EXERCISE PROMPT: Without the images, write out the whole listing exactly.

DATA LINES:
━━━━━━━━━━━━━━━━━━━━
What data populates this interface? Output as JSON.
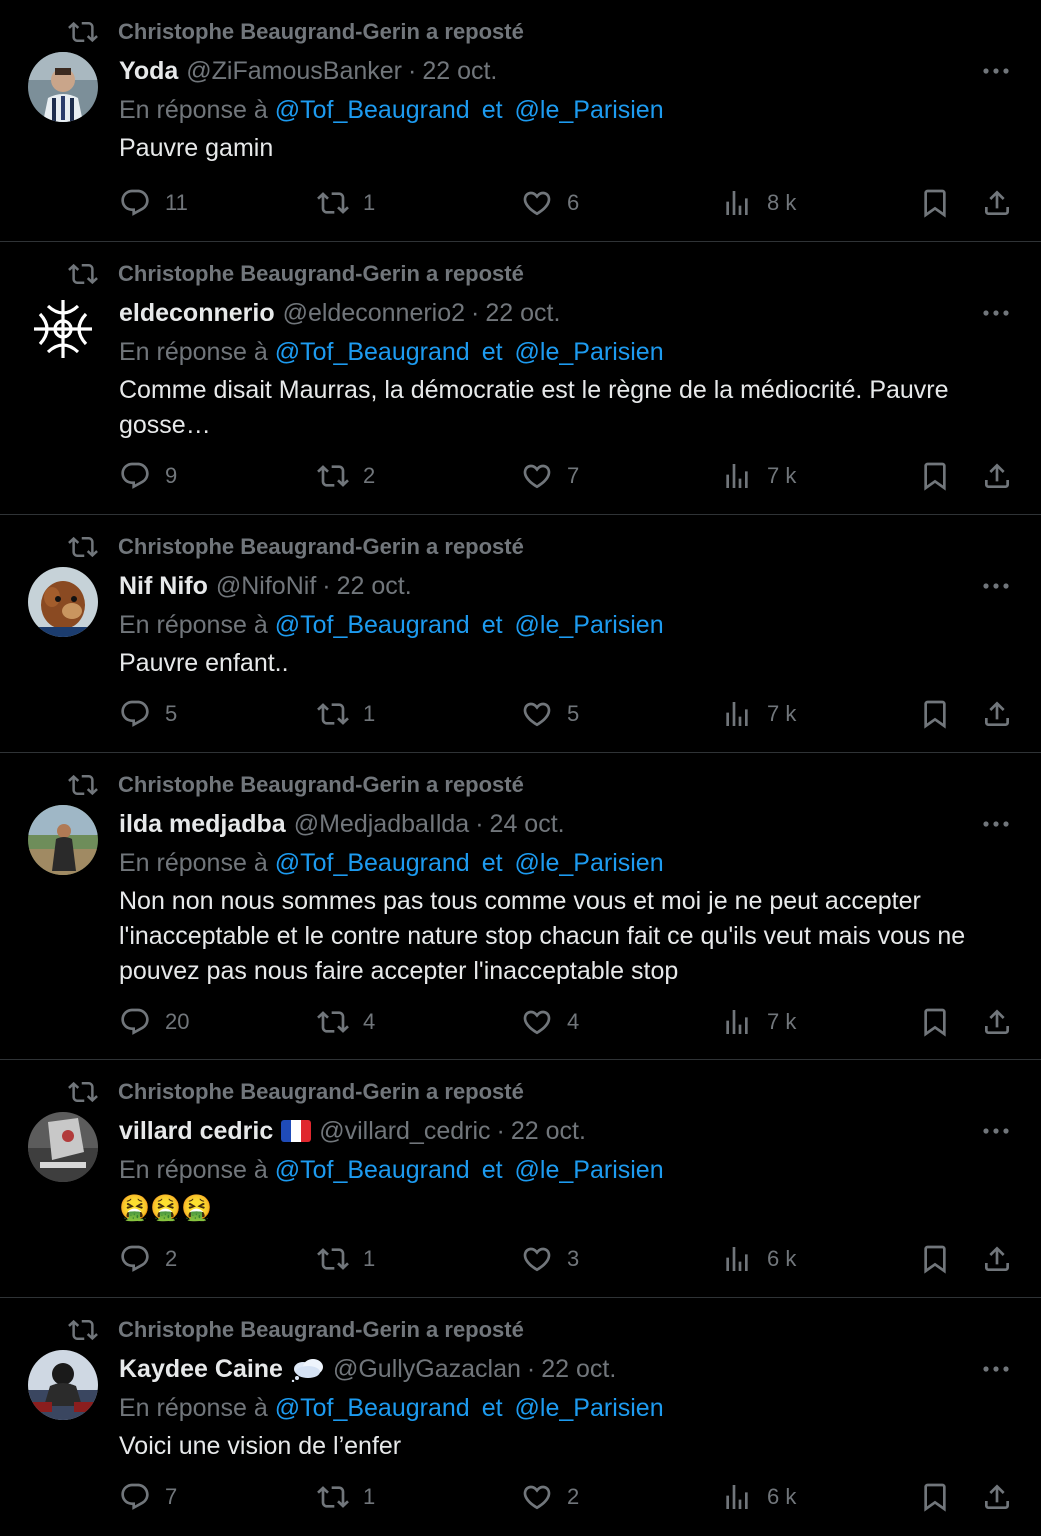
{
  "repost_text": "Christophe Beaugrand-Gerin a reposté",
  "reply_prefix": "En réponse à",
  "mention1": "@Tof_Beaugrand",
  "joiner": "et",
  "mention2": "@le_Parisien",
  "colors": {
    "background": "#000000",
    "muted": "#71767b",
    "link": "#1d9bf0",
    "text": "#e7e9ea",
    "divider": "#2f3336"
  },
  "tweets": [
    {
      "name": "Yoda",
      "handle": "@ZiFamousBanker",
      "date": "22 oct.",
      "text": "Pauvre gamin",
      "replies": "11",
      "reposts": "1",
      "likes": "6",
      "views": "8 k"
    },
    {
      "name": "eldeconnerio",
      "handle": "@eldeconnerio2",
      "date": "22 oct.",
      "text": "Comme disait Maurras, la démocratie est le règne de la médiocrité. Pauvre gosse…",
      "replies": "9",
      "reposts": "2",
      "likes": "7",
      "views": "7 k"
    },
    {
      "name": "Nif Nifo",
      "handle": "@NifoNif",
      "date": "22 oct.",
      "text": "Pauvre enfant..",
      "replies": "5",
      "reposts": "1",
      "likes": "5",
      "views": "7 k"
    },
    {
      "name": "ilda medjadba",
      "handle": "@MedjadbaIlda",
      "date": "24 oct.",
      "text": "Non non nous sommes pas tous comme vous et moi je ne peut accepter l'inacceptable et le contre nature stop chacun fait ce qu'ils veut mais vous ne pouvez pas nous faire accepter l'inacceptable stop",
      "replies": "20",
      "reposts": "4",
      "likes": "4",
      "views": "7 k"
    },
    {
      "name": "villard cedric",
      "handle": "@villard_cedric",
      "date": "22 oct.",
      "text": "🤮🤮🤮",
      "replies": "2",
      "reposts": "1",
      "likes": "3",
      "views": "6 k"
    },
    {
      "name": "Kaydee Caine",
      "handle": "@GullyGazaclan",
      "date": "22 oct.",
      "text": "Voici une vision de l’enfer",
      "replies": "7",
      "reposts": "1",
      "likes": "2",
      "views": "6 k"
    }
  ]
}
━━━━━━━━━━━━━━━━━━━━
ANSWER FOR THIS EXERCISE:
What data populates this interface? Output as JSON.
{
  "repost_text": "Christophe Beaugrand-Gerin a reposté",
  "reply_prefix": "En réponse à",
  "mention1": "@Tof_Beaugrand",
  "joiner": "et",
  "mention2": "@le_Parisien",
  "colors": {
    "background": "#000000",
    "muted": "#71767b",
    "link": "#1d9bf0",
    "text": "#e7e9ea",
    "divider": "#2f3336"
  },
  "tweets": [
    {
      "name": "Yoda",
      "handle": "@ZiFamousBanker",
      "date": "22 oct.",
      "text": "Pauvre gamin",
      "replies": "11",
      "reposts": "1",
      "likes": "6",
      "views": "8 k"
    },
    {
      "name": "eldeconnerio",
      "handle": "@eldeconnerio2",
      "date": "22 oct.",
      "text": "Comme disait Maurras, la démocratie est le règne de la médiocrité. Pauvre gosse…",
      "replies": "9",
      "reposts": "2",
      "likes": "7",
      "views": "7 k"
    },
    {
      "name": "Nif Nifo",
      "handle": "@NifoNif",
      "date": "22 oct.",
      "text": "Pauvre enfant..",
      "replies": "5",
      "reposts": "1",
      "likes": "5",
      "views": "7 k"
    },
    {
      "name": "ilda medjadba",
      "handle": "@MedjadbaIlda",
      "date": "24 oct.",
      "text": "Non non nous sommes pas tous comme vous et moi je ne peut accepter l'inacceptable et le contre nature stop chacun fait ce qu'ils veut mais vous ne pouvez pas nous faire accepter l'inacceptable stop",
      "replies": "20",
      "reposts": "4",
      "likes": "4",
      "views": "7 k"
    },
    {
      "name": "villard cedric",
      "handle": "@villard_cedric",
      "date": "22 oct.",
      "text": "🤮🤮🤮",
      "replies": "2",
      "reposts": "1",
      "likes": "3",
      "views": "6 k"
    },
    {
      "name": "Kaydee Caine",
      "handle": "@GullyGazaclan",
      "date": "22 oct.",
      "text": "Voici une vision de l’enfer",
      "replies": "7",
      "reposts": "1",
      "likes": "2",
      "views": "6 k"
    }
  ]
}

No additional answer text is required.